Every entry below should be repeated exactly; the pictures should not.

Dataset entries
^^^^

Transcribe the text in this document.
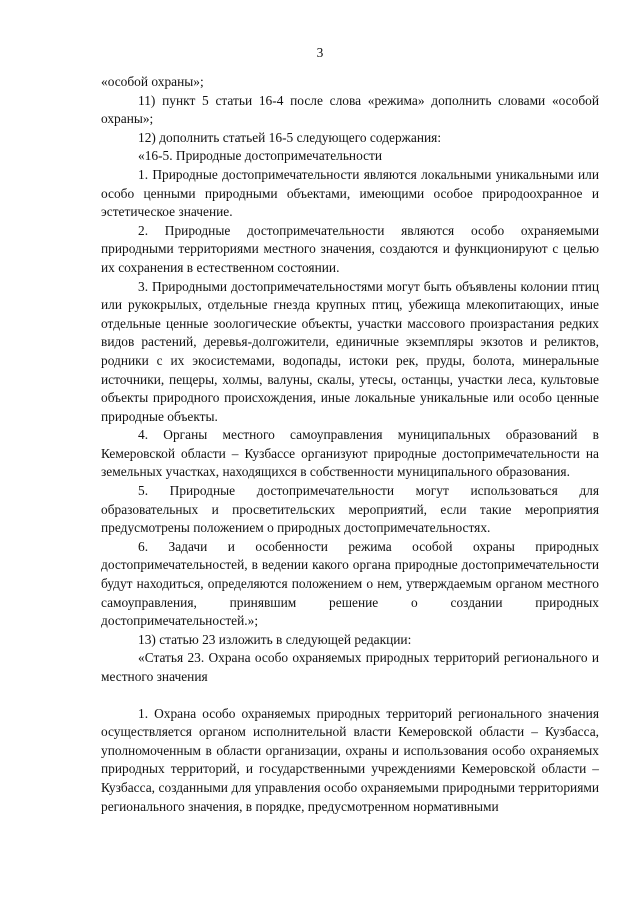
3

«особой охраны»;

11) пункт 5 статьи 16-4 после слова «режима» дополнить словами «особой охраны»;

12) дополнить статьей 16-5 следующего содержания:

«16-5. Природные достопримечательности

1. Природные достопримечательности являются локальными уникальными или особо ценными природными объектами, имеющими особое природоохранное и эстетическое значение.

2. Природные достопримечательности являются особо охраняемыми природными территориями местного значения, создаются и функционируют с целью их сохранения в естественном состоянии.

3. Природными достопримечательностями могут быть объявлены колонии птиц или рукокрылых, отдельные гнезда крупных птиц, убежища млекопитающих, иные отдельные ценные зоологические объекты, участки массового произрастания редких видов растений, деревья-долгожители, единичные экземпляры экзотов и реликтов, родники с их экосистемами, водопады, истоки рек, пруды, болота, минеральные источники, пещеры, холмы, валуны, скалы, утесы, останцы, участки леса, культовые объекты природного происхождения, иные локальные уникальные или особо ценные природные объекты.

4. Органы местного самоуправления муниципальных образований в Кемеровской области – Кузбассе организуют природные достопримечательности на земельных участках, находящихся в собственности муниципального образования.

5. Природные достопримечательности могут использоваться для образовательных и просветительских мероприятий, если такие мероприятия предусмотрены положением о природных достопримечательностях.

6. Задачи и особенности режима особой охраны природных достопримечательностей, в ведении какого органа природные достопримечательности будут находиться, определяются положением о нем, утверждаемым органом местного самоуправления, принявшим решение о создании природных достопримечательностей.»;

13) статью 23 изложить в следующей редакции:

«Статья 23. Охрана особо охраняемых природных территорий регионального и местного значения

1. Охрана особо охраняемых природных территорий регионального значения осуществляется органом исполнительной власти Кемеровской области – Кузбасса, уполномоченным в области организации, охраны и использования особо охраняемых природных территорий, и государственными учреждениями Кемеровской области – Кузбасса, созданными для управления особо охраняемыми природными территориями регионального значения, в порядке, предусмотренном нормативными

^^^^

## Solution for this exercise
Transcribe the text in this document.
3

«особой охраны»;

11) пункт 5 статьи 16-4 после слова «режима» дополнить словами «особой охраны»;

12) дополнить статьей 16-5 следующего содержания:

«16-5. Природные достопримечательности

1. Природные достопримечательности являются локальными уникальными или особо ценными природными объектами, имеющими особое природоохранное и эстетическое значение.

2. Природные достопримечательности являются особо охраняемыми природными территориями местного значения, создаются и функционируют с целью их сохранения в естественном состоянии.

3. Природными достопримечательностями могут быть объявлены колонии птиц или рукокрылых, отдельные гнезда крупных птиц, убежища млекопитающих, иные отдельные ценные зоологические объекты, участки массового произрастания редких видов растений, деревья-долгожители, единичные экземпляры экзотов и реликтов, родники с их экосистемами, водопады, истоки рек, пруды, болота, минеральные источники, пещеры, холмы, валуны, скалы, утесы, останцы, участки леса, культовые объекты природного происхождения, иные локальные уникальные или особо ценные природные объекты.

4. Органы местного самоуправления муниципальных образований в Кемеровской области – Кузбассе организуют природные достопримечательности на земельных участках, находящихся в собственности муниципального образования.

5. Природные достопримечательности могут использоваться для образовательных и просветительских мероприятий, если такие мероприятия предусмотрены положением о природных достопримечательностях.

6. Задачи и особенности режима особой охраны природных достопримечательностей, в ведении какого органа природные достопримечательности будут находиться, определяются положением о нем, утверждаемым органом местного самоуправления, принявшим решение о создании природных достопримечательностей.»;

13) статью 23 изложить в следующей редакции:

«Статья 23. Охрана особо охраняемых природных территорий регионального и местного значения

1. Охрана особо охраняемых природных территорий регионального значения осуществляется органом исполнительной власти Кемеровской области – Кузбасса, уполномоченным в области организации, охраны и использования особо охраняемых природных территорий, и государственными учреждениями Кемеровской области – Кузбасса, созданными для управления особо охраняемыми природными территориями регионального значения, в порядке, предусмотренном нормативными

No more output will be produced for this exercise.